▸ **WHAT YOU WILL DO**
Compute how many lines in the entries below contain "отдела", and output nothing but the number.

══ GIVEN INFORMATION

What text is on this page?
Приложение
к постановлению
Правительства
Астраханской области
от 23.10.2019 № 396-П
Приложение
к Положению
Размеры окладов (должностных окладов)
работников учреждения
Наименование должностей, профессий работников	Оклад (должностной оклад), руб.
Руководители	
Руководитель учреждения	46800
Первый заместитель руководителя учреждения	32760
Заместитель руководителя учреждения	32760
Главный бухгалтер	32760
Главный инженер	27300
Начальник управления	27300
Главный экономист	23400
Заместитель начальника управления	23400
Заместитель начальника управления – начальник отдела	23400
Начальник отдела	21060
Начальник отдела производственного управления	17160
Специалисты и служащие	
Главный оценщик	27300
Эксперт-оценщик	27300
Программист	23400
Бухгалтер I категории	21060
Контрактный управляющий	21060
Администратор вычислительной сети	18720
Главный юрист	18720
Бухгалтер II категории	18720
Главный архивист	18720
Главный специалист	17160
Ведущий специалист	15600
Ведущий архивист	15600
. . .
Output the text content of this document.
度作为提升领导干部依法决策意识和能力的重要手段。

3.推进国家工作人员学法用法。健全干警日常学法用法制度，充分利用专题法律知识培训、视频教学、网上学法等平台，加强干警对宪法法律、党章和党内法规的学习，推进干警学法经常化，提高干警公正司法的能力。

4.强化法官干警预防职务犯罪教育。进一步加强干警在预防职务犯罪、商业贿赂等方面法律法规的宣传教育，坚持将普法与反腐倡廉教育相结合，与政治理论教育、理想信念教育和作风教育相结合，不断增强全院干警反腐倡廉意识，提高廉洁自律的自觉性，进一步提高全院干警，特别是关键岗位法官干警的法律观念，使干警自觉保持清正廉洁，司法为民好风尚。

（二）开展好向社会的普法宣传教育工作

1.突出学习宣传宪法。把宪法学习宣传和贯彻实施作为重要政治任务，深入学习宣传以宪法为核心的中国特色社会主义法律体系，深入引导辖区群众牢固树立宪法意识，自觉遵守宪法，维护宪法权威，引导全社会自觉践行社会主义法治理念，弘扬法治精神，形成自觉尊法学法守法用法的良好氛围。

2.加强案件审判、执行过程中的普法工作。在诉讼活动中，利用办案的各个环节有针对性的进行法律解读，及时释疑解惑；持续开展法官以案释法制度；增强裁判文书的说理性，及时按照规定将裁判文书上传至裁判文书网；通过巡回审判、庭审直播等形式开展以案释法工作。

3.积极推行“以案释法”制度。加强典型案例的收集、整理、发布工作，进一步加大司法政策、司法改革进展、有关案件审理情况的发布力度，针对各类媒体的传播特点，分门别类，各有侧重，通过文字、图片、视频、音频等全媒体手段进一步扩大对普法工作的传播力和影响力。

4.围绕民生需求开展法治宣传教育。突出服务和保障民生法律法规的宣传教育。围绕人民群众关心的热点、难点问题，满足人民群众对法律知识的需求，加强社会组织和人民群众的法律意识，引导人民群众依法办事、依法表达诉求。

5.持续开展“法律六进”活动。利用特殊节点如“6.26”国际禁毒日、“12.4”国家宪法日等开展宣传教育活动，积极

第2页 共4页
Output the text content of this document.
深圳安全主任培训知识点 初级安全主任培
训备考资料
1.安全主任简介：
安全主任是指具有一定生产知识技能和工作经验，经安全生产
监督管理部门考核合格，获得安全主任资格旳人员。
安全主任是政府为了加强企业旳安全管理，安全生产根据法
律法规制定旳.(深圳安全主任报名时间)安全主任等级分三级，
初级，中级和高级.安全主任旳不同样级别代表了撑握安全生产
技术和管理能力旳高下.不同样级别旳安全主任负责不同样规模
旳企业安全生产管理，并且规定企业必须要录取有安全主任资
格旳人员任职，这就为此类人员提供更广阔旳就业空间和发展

════

▸ **ANSWER TO THE PROBLEM**
3